• _What is asked_
Pull every line that holds the word "przeniesiony" from the entries.
※ ※ ※
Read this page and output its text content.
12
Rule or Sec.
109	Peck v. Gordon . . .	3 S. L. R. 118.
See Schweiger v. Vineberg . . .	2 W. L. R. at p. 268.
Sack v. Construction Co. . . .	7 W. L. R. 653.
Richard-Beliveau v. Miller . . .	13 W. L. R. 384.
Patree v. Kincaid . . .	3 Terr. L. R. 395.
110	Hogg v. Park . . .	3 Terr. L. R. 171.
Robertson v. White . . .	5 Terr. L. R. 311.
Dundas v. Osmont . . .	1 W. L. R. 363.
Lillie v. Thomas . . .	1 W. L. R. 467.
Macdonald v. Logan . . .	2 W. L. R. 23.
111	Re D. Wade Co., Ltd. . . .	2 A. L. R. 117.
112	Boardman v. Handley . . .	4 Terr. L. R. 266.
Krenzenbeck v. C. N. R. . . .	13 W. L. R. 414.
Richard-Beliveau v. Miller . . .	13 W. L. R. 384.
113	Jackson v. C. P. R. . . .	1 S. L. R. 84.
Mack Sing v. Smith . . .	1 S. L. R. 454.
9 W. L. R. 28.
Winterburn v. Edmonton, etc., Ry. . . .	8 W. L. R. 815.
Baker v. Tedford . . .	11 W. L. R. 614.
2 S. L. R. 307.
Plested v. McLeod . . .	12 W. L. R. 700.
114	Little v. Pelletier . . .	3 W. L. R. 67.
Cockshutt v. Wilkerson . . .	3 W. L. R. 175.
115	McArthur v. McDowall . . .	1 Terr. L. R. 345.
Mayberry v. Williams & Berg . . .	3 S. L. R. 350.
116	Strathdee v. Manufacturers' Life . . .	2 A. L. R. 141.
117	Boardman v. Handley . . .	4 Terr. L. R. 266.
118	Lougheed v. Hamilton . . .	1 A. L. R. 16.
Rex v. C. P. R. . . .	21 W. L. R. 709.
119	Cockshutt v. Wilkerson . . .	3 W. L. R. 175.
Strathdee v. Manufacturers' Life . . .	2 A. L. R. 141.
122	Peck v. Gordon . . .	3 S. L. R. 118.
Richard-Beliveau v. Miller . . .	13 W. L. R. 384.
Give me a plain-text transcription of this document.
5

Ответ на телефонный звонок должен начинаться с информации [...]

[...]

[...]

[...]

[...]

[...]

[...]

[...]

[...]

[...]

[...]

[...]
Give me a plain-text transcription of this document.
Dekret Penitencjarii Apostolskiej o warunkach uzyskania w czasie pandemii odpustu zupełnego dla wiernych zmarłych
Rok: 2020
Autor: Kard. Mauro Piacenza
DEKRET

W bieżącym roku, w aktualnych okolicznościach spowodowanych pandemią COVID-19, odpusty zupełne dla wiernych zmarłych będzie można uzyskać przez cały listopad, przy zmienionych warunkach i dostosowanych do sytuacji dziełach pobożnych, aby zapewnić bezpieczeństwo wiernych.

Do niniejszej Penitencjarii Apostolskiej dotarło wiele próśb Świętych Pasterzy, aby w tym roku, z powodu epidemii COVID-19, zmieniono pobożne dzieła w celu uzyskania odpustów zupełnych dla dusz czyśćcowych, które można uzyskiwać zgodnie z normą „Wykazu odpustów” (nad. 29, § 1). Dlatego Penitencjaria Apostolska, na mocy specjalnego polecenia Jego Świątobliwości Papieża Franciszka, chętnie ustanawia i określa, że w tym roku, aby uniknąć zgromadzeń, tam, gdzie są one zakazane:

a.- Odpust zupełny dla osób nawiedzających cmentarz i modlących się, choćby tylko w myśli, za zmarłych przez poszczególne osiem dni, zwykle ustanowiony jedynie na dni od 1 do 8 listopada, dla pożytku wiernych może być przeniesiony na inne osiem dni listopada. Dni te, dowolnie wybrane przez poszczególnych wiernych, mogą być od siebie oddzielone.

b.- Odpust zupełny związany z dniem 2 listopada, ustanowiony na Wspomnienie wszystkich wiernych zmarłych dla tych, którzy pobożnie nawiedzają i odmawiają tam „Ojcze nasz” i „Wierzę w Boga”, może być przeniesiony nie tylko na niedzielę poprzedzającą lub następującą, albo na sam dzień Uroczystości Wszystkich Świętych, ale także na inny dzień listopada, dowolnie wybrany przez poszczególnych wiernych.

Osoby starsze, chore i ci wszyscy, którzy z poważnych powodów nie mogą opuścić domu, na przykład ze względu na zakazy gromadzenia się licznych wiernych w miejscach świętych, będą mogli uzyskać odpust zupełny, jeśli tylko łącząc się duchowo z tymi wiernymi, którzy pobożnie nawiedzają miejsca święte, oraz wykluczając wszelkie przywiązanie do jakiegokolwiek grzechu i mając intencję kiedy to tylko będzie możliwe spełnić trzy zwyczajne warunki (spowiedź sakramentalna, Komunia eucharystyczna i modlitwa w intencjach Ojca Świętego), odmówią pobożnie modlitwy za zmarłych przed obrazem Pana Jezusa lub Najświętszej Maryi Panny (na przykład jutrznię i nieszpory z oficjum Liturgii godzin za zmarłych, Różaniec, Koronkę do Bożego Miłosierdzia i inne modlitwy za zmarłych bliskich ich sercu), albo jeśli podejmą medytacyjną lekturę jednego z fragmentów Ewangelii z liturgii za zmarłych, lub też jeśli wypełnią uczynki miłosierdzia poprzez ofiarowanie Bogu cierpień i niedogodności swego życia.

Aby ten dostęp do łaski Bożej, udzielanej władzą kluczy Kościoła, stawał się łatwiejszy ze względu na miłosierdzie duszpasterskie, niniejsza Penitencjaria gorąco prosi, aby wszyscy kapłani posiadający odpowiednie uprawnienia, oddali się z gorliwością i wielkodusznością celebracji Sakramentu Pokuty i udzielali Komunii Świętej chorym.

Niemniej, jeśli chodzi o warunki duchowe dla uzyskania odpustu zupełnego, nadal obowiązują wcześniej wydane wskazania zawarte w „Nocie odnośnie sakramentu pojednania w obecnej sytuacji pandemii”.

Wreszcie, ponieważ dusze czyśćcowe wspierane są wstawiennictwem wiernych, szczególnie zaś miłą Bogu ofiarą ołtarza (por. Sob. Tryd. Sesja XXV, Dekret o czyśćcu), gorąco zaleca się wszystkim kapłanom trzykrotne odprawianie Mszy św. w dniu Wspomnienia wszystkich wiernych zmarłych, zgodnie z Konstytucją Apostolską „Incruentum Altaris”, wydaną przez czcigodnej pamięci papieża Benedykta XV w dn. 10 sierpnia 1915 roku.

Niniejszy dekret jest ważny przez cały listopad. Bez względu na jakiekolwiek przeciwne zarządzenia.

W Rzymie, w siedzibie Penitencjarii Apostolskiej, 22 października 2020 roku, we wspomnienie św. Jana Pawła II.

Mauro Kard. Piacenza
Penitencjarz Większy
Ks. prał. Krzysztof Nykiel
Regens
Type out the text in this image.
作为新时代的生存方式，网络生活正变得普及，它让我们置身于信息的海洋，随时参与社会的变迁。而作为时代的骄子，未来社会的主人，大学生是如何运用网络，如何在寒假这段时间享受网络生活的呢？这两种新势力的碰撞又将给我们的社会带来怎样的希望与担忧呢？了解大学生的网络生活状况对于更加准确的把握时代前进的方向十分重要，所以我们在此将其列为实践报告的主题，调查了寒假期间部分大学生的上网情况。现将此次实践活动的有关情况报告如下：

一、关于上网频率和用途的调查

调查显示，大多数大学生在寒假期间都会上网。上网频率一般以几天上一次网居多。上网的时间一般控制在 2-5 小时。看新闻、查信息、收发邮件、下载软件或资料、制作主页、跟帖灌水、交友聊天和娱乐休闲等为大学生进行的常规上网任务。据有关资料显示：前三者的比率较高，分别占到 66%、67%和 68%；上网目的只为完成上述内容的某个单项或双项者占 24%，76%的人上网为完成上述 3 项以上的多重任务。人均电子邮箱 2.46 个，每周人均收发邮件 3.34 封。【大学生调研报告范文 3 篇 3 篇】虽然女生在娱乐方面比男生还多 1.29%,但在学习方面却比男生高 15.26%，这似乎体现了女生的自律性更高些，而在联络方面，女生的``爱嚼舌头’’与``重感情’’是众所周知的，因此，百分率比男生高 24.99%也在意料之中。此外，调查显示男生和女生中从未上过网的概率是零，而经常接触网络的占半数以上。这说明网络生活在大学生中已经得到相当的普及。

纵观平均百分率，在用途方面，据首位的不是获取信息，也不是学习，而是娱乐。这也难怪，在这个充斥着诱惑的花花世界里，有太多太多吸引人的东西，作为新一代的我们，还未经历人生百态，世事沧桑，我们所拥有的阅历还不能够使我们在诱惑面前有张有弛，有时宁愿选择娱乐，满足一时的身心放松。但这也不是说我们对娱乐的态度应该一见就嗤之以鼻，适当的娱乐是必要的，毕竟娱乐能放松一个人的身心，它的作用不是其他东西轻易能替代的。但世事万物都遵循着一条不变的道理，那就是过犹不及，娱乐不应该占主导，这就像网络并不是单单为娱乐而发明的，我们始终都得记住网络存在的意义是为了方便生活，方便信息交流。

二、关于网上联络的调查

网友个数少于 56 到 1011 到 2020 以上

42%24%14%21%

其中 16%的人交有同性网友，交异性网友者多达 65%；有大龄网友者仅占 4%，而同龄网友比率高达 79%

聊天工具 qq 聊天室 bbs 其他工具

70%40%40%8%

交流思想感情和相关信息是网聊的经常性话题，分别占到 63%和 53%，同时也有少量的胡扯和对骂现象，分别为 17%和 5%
※ ※ ※
• _Solution to this task_
a.- Odpust zupełny dla osób nawiedzających cmentarz i modlących się, choćby tylko w myśli, za zmarłych przez poszczególne osiem dni, zwykle ustanowiony jedynie na dni od 1 do 8 listopada, dla pożytku wiernych może być przeniesiony na inne osiem dni listopada. Dni te, dowolnie wybrane przez poszczególnych wiernych, mogą być od siebie oddzielone.
b.- Odpust zupełny związany z dniem 2 listopada, ustanowiony na Wspomnienie wszystkich wiernych zmarłych dla tych, którzy pobożnie nawiedzają i odmawiają tam „Ojcze nasz” i „Wierzę w Boga”, może być przeniesiony nie tylko na niedzielę poprzedzającą lub następującą, albo na sam dzień Uroczystości Wszystkich Świętych, ale także na inny dzień listopada, dowolnie wybrany przez poszczególnych wiernych.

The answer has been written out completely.